"""

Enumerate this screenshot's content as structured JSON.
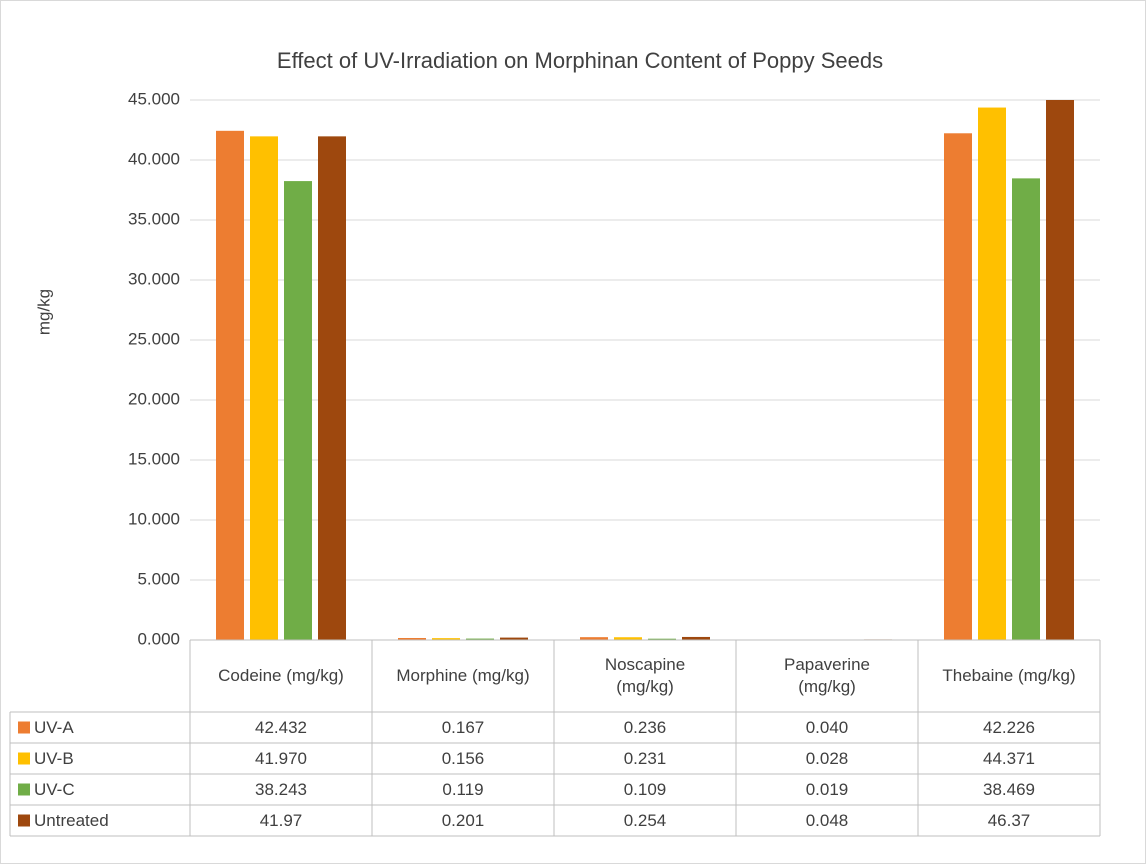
{
  "chart_data": {
    "type": "bar",
    "title": "Effect of UV-Irradiation on Morphinan Content of Poppy Seeds",
    "y_label": "mg/kg",
    "categories": [
      "Codeine (mg/kg)",
      "Morphine (mg/kg)",
      "Noscapine (mg/kg)",
      "Papaverine (mg/kg)",
      "Thebaine (mg/kg)"
    ],
    "series": [
      {
        "name": "UV-A",
        "color": "#ED7D31",
        "values": [
          42.432,
          0.167,
          0.236,
          0.04,
          42.226
        ],
        "value_labels": [
          "42.432",
          "0.167",
          "0.236",
          "0.040",
          "42.226"
        ]
      },
      {
        "name": "UV-B",
        "color": "#FFC000",
        "values": [
          41.97,
          0.156,
          0.231,
          0.028,
          44.371
        ],
        "value_labels": [
          "41.970",
          "0.156",
          "0.231",
          "0.028",
          "44.371"
        ]
      },
      {
        "name": "UV-C",
        "color": "#70AD47",
        "values": [
          38.243,
          0.119,
          0.109,
          0.019,
          38.469
        ],
        "value_labels": [
          "38.243",
          "0.119",
          "0.109",
          "0.019",
          "38.469"
        ]
      },
      {
        "name": "Untreated",
        "color": "#9E480E",
        "values": [
          41.97,
          0.201,
          0.254,
          0.048,
          46.37
        ],
        "value_labels": [
          "41.97",
          "0.201",
          "0.254",
          "0.048",
          "46.37"
        ]
      }
    ],
    "ylim": [
      0,
      45
    ],
    "yticks": [
      {
        "value": 0,
        "label": "0.000"
      },
      {
        "value": 5,
        "label": "5.000"
      },
      {
        "value": 10,
        "label": "10.000"
      },
      {
        "value": 15,
        "label": "15.000"
      },
      {
        "value": 20,
        "label": "20.000"
      },
      {
        "value": 25,
        "label": "25.000"
      },
      {
        "value": 30,
        "label": "30.000"
      },
      {
        "value": 35,
        "label": "35.000"
      },
      {
        "value": 40,
        "label": "40.000"
      },
      {
        "value": 45,
        "label": "45.000"
      }
    ],
    "grid": true,
    "legend": "table"
  }
}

"""

What you need to do —
The entries above should be reproduced exactly, without their pictures.

Correct result —
Enumerate this screenshot's content as structured JSON.
{
  "chart_data": {
    "type": "bar",
    "title": "Effect of UV-Irradiation on Morphinan Content of Poppy Seeds",
    "y_label": "mg/kg",
    "categories": [
      "Codeine (mg/kg)",
      "Morphine (mg/kg)",
      "Noscapine (mg/kg)",
      "Papaverine (mg/kg)",
      "Thebaine (mg/kg)"
    ],
    "series": [
      {
        "name": "UV-A",
        "color": "#ED7D31",
        "values": [
          42.432,
          0.167,
          0.236,
          0.04,
          42.226
        ],
        "value_labels": [
          "42.432",
          "0.167",
          "0.236",
          "0.040",
          "42.226"
        ]
      },
      {
        "name": "UV-B",
        "color": "#FFC000",
        "values": [
          41.97,
          0.156,
          0.231,
          0.028,
          44.371
        ],
        "value_labels": [
          "41.970",
          "0.156",
          "0.231",
          "0.028",
          "44.371"
        ]
      },
      {
        "name": "UV-C",
        "color": "#70AD47",
        "values": [
          38.243,
          0.119,
          0.109,
          0.019,
          38.469
        ],
        "value_labels": [
          "38.243",
          "0.119",
          "0.109",
          "0.019",
          "38.469"
        ]
      },
      {
        "name": "Untreated",
        "color": "#9E480E",
        "values": [
          41.97,
          0.201,
          0.254,
          0.048,
          46.37
        ],
        "value_labels": [
          "41.97",
          "0.201",
          "0.254",
          "0.048",
          "46.37"
        ]
      }
    ],
    "ylim": [
      0,
      45
    ],
    "yticks": [
      {
        "value": 0,
        "label": "0.000"
      },
      {
        "value": 5,
        "label": "5.000"
      },
      {
        "value": 10,
        "label": "10.000"
      },
      {
        "value": 15,
        "label": "15.000"
      },
      {
        "value": 20,
        "label": "20.000"
      },
      {
        "value": 25,
        "label": "25.000"
      },
      {
        "value": 30,
        "label": "30.000"
      },
      {
        "value": 35,
        "label": "35.000"
      },
      {
        "value": 40,
        "label": "40.000"
      },
      {
        "value": 45,
        "label": "45.000"
      }
    ],
    "grid": true,
    "legend": "table"
  }
}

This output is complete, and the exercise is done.